### What to work on
Scan the data. Collect each line that contains the word "ICPBTC".

### Entries supplied
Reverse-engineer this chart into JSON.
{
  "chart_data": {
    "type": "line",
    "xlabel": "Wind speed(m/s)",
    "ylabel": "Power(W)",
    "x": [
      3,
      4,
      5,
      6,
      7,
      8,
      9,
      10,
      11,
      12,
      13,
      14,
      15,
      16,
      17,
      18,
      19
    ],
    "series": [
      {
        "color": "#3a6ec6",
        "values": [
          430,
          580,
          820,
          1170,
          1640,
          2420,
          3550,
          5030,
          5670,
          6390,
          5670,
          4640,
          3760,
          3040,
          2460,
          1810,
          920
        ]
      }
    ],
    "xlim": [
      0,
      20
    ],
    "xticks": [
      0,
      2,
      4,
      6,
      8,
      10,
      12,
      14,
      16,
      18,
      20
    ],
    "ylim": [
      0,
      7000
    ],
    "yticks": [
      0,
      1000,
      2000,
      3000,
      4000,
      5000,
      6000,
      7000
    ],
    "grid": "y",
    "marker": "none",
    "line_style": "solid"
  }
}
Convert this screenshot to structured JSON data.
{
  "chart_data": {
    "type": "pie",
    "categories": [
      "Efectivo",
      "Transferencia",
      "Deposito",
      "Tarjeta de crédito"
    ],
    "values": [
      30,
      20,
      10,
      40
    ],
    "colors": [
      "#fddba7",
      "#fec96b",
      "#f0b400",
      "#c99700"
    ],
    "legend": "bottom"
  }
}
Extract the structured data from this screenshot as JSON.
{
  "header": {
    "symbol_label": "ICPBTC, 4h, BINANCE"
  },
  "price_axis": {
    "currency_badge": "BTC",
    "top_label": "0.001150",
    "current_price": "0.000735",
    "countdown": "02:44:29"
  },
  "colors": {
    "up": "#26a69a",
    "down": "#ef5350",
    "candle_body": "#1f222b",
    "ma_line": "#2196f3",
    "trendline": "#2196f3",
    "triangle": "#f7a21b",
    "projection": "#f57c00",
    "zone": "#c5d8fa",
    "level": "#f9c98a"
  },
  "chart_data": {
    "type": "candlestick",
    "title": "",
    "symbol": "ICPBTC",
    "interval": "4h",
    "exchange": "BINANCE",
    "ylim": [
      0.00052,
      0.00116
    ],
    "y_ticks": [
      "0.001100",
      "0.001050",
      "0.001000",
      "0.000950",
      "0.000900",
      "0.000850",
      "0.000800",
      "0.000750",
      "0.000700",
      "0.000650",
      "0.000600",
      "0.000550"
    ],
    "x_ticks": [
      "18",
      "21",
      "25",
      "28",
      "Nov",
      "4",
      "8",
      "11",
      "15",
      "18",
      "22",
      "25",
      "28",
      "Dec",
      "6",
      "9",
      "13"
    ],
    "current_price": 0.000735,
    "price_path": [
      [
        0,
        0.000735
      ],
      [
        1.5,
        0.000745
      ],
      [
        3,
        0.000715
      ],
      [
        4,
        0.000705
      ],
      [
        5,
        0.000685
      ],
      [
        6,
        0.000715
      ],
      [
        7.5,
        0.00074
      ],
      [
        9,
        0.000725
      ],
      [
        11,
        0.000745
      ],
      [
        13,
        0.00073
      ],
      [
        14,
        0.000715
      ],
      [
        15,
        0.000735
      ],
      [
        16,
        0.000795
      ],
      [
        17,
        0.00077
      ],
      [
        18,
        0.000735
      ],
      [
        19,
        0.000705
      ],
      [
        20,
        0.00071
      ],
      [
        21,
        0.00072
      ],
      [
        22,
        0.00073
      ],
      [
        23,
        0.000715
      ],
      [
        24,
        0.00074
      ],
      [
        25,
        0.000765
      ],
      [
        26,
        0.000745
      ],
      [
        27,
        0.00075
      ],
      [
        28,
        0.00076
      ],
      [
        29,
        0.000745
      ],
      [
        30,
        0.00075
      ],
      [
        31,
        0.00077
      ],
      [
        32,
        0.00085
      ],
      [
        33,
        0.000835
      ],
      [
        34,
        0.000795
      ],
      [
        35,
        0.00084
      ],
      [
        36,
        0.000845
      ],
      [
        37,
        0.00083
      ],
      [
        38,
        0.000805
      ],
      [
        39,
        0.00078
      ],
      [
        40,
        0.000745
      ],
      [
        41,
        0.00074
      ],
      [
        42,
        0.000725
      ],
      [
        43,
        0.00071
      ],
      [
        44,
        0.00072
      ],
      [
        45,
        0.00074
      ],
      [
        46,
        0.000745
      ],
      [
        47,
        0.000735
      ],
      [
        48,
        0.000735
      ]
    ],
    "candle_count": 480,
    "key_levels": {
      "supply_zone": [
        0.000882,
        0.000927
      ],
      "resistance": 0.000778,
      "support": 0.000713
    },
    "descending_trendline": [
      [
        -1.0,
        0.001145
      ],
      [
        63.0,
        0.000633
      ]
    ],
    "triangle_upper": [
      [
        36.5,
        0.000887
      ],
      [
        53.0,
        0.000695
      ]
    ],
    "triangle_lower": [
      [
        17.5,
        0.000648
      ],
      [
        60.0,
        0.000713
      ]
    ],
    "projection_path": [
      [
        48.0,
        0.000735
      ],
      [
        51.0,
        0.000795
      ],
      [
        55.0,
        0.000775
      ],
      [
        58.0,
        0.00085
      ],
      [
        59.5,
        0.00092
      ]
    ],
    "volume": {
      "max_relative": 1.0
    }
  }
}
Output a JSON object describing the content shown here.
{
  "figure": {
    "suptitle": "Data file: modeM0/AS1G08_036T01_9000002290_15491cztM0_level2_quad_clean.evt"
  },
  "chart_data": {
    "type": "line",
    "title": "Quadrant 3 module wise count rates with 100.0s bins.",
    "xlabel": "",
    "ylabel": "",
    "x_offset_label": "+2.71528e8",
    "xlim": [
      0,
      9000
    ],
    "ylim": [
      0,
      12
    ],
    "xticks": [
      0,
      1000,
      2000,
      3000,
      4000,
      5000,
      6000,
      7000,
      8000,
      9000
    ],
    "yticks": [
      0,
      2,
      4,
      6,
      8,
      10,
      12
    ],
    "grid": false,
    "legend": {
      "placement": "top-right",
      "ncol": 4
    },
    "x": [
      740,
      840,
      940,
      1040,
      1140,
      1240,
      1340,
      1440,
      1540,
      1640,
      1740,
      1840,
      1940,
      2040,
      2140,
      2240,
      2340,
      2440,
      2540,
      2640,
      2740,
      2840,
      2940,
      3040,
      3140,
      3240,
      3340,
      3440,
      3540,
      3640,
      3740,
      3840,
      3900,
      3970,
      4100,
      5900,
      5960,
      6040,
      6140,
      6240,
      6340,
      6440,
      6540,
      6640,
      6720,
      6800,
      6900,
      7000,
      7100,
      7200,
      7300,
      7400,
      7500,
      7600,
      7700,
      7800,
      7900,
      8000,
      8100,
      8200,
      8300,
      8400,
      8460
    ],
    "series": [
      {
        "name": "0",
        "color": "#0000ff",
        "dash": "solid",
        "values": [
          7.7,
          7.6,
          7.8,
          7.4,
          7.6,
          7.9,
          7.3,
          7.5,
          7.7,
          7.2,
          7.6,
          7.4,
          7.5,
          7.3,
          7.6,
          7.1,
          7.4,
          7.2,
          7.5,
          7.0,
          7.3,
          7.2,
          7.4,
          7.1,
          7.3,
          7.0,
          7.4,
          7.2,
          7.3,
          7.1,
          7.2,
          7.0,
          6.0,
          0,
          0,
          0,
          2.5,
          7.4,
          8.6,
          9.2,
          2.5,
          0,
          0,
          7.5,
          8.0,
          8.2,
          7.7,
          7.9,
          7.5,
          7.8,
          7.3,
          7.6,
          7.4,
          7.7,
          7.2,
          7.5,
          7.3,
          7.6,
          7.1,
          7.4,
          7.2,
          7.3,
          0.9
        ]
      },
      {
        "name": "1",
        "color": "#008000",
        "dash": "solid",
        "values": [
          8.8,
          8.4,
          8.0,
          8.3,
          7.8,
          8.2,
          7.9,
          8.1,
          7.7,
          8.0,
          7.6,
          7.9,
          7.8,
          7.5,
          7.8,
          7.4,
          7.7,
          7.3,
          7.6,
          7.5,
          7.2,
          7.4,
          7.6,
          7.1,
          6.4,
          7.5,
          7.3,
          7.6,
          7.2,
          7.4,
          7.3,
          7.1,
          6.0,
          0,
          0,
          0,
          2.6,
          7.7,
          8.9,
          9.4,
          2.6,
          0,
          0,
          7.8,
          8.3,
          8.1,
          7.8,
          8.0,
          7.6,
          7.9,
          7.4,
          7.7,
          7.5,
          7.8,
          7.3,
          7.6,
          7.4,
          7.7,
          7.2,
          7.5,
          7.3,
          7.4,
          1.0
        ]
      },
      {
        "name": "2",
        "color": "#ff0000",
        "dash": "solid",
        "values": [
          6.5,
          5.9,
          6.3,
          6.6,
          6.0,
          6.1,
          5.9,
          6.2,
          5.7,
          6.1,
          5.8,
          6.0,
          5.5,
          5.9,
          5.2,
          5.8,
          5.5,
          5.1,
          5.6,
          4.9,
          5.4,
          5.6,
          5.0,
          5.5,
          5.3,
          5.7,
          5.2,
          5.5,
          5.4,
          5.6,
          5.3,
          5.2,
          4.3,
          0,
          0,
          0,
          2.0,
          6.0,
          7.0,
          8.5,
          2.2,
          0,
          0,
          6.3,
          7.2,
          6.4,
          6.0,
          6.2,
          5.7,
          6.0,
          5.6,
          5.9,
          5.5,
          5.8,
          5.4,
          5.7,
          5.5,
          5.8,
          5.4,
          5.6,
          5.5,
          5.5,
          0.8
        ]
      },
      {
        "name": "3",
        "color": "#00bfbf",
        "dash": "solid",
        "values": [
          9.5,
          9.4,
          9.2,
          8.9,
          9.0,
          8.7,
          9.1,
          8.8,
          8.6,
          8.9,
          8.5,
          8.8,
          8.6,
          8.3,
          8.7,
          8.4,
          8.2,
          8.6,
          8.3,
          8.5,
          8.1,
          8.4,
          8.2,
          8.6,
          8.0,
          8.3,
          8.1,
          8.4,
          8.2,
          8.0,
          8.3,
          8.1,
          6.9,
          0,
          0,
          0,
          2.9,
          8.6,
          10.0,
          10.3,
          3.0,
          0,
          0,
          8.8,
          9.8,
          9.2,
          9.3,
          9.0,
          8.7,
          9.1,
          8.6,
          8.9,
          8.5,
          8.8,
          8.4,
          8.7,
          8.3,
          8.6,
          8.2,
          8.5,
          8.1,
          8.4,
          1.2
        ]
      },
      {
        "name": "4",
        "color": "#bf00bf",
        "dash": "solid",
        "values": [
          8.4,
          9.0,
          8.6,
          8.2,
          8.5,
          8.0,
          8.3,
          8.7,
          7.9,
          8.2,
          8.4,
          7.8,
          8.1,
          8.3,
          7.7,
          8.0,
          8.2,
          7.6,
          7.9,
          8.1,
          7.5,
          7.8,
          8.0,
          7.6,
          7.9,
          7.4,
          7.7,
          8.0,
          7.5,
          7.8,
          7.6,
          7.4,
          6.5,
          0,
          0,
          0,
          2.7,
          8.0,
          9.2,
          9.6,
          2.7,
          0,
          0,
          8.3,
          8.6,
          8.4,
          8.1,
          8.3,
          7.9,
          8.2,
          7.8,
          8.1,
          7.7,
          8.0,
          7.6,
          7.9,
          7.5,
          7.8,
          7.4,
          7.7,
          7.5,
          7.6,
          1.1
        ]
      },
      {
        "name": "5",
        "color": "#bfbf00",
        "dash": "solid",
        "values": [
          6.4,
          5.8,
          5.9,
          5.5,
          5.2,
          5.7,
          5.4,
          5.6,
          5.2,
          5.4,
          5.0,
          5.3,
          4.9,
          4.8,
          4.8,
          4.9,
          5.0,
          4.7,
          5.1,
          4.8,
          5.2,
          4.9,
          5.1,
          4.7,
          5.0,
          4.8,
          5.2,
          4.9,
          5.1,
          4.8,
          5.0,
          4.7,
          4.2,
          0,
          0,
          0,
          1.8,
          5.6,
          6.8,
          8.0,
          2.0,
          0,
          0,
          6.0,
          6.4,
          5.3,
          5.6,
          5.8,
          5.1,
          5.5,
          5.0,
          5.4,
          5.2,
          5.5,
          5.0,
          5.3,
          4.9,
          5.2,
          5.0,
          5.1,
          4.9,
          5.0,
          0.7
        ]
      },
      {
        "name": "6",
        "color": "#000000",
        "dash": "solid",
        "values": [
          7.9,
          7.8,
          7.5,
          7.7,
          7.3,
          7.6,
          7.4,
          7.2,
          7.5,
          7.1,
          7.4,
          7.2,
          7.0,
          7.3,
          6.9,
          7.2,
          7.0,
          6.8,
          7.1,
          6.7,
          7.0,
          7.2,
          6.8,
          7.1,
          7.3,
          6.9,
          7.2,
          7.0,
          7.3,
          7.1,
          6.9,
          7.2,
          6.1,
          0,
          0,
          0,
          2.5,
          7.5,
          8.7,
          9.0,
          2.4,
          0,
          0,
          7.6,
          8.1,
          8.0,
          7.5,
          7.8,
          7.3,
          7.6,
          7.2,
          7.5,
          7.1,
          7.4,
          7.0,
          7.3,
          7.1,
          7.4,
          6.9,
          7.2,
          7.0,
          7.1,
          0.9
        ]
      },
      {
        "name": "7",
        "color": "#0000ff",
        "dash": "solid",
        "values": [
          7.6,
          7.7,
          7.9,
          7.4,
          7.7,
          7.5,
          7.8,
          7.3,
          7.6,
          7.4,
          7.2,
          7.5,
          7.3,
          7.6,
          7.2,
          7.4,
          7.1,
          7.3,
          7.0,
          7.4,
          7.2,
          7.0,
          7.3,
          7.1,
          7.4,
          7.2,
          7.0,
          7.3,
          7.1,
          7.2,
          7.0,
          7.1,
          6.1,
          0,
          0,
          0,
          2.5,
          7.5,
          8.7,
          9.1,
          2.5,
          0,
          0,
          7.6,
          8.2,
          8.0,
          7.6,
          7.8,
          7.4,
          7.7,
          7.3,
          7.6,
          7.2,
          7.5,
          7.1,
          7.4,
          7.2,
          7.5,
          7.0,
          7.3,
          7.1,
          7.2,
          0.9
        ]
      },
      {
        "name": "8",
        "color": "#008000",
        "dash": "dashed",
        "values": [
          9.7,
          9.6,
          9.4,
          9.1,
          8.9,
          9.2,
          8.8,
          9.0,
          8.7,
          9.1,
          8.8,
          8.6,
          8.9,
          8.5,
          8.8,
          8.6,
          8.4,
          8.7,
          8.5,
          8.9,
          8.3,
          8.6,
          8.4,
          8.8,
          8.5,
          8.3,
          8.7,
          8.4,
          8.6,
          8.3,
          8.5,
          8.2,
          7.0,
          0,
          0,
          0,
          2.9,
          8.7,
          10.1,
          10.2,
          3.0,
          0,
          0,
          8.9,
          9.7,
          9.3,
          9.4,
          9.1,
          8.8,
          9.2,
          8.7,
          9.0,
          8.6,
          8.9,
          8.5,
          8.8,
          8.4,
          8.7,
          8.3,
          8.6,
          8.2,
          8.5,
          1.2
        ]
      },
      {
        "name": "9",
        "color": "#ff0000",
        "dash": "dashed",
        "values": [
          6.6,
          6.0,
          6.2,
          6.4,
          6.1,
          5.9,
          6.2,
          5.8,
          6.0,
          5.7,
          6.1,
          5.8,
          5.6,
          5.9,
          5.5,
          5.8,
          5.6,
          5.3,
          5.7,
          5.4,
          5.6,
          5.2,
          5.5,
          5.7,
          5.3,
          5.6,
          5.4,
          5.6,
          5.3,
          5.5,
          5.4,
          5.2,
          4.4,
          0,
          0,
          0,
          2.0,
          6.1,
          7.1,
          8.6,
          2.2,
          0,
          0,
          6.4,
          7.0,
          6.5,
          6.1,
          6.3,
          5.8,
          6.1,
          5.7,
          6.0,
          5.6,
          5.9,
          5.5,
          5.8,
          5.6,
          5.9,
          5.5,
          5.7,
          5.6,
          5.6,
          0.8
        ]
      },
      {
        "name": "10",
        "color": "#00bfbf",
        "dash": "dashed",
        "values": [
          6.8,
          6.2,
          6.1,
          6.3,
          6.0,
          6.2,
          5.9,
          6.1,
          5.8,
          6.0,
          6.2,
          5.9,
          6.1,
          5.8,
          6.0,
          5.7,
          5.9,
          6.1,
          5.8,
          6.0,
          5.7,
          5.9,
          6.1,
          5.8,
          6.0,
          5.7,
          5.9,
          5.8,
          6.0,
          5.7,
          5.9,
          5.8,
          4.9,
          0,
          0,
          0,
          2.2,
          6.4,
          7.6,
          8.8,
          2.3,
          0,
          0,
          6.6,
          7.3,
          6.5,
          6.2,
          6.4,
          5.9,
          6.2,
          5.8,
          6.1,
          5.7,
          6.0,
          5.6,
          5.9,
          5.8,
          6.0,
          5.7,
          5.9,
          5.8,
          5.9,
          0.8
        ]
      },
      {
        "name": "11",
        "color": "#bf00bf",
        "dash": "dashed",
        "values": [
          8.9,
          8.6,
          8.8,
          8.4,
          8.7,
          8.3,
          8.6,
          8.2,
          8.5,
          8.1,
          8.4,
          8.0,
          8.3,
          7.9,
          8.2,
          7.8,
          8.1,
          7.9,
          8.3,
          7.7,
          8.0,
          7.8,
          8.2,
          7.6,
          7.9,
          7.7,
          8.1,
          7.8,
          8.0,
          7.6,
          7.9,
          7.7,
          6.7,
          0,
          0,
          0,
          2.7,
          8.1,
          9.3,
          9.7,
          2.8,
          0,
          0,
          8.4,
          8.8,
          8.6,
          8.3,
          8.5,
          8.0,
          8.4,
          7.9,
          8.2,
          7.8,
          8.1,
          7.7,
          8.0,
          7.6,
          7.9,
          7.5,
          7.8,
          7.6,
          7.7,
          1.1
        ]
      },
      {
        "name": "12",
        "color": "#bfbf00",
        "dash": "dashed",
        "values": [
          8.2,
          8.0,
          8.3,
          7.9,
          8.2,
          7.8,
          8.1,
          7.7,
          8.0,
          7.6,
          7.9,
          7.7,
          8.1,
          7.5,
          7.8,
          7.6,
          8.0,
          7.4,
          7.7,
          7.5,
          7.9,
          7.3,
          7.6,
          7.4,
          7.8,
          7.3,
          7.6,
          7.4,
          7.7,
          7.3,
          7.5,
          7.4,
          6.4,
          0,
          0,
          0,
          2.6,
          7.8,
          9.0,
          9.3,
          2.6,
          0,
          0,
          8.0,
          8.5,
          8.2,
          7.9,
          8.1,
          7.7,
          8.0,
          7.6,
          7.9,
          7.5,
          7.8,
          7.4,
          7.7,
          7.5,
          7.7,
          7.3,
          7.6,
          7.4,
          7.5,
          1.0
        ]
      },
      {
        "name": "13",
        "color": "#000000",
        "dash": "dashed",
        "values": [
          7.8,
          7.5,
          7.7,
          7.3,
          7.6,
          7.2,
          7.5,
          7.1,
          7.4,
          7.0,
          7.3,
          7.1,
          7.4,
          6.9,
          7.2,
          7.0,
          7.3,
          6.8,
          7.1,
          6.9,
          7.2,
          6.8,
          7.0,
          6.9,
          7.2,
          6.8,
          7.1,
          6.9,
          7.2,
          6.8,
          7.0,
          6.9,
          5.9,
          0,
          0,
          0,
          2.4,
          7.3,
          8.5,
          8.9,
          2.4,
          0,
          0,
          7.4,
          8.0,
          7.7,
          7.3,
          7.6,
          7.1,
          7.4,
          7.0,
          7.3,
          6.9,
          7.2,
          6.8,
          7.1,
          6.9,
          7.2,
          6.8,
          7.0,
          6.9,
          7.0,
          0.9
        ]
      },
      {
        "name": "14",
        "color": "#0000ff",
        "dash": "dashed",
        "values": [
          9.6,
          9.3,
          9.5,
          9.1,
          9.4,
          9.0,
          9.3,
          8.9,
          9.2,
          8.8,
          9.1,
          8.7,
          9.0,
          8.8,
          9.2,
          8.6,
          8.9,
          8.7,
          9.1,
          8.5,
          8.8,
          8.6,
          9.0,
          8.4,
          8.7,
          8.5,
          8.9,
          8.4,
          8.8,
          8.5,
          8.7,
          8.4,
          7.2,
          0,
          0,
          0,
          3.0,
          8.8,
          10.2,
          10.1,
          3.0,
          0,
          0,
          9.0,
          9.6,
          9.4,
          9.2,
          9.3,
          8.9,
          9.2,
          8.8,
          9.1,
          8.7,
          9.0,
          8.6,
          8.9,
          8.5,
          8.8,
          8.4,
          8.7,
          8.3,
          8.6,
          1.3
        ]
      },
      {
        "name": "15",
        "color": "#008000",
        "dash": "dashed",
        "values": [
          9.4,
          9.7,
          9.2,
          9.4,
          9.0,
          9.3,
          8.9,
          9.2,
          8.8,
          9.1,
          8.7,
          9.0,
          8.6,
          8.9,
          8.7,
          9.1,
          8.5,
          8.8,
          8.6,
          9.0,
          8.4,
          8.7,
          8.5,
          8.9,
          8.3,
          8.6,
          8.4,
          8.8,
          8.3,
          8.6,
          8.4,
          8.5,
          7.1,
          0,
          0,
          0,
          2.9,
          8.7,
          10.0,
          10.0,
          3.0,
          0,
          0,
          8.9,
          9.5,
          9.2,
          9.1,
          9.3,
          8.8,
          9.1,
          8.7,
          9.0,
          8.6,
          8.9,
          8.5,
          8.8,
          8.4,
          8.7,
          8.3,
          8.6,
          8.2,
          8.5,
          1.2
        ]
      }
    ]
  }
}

### Correct response
    "symbol_label": "ICPBTC, 4h, BINANCE"
    "symbol": "ICPBTC",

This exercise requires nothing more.